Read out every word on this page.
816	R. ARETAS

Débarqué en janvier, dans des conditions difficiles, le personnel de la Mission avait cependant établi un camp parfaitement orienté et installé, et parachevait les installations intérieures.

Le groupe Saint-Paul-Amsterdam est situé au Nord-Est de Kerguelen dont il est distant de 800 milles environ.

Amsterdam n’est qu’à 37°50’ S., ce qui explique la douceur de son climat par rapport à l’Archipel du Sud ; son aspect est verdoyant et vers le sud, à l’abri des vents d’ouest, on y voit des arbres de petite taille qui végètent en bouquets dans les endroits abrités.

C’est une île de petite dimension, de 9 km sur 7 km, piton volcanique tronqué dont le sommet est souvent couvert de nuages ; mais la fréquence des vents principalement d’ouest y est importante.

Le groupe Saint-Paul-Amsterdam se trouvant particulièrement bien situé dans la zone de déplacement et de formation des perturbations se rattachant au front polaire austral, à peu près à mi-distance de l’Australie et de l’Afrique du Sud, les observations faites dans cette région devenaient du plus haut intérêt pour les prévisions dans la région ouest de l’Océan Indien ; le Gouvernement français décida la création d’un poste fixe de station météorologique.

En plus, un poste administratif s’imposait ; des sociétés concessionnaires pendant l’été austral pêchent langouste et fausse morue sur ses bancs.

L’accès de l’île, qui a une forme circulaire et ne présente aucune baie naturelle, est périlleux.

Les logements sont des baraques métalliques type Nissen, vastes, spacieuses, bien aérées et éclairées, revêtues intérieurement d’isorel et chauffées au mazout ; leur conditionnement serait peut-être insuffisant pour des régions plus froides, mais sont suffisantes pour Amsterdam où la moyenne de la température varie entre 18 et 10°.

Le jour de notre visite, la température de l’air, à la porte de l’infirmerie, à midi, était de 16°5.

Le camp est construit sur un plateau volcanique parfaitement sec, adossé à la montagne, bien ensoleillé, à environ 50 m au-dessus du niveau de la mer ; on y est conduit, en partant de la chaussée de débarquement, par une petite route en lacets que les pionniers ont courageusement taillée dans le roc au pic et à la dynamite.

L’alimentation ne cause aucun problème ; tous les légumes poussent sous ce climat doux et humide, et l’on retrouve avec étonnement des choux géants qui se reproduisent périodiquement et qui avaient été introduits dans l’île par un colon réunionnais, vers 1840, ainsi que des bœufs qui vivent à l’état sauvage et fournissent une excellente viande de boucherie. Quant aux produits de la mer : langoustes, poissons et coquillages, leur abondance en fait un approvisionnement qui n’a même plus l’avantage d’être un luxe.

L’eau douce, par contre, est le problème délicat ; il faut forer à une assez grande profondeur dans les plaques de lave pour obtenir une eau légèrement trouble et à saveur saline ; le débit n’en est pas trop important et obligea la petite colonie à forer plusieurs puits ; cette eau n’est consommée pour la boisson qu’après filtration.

◆ ◆ ◆ ◆ ◆

What to work on:
Go through the listing above and list every line that has the word "Paul".

Expected answer:
Le groupe Saint-Paul-Amsterdam est situé au Nord-Est de Kerguelen dont il est distant de 800 milles environ.
Le groupe Saint-Paul-Amsterdam se trouvant particulièrement bien situé dans la zone de déplacement et de formation des perturbations se rattachant au front polaire austral, à peu près à mi-distance de l’Australie et de l’Afrique du Sud, les observations faites dans cette région devenaient du plus haut intérêt pour les prévisions dans la région ouest de l’Océan Indien ; le Gouvernement français décida la création d’un poste fixe de station météorologique.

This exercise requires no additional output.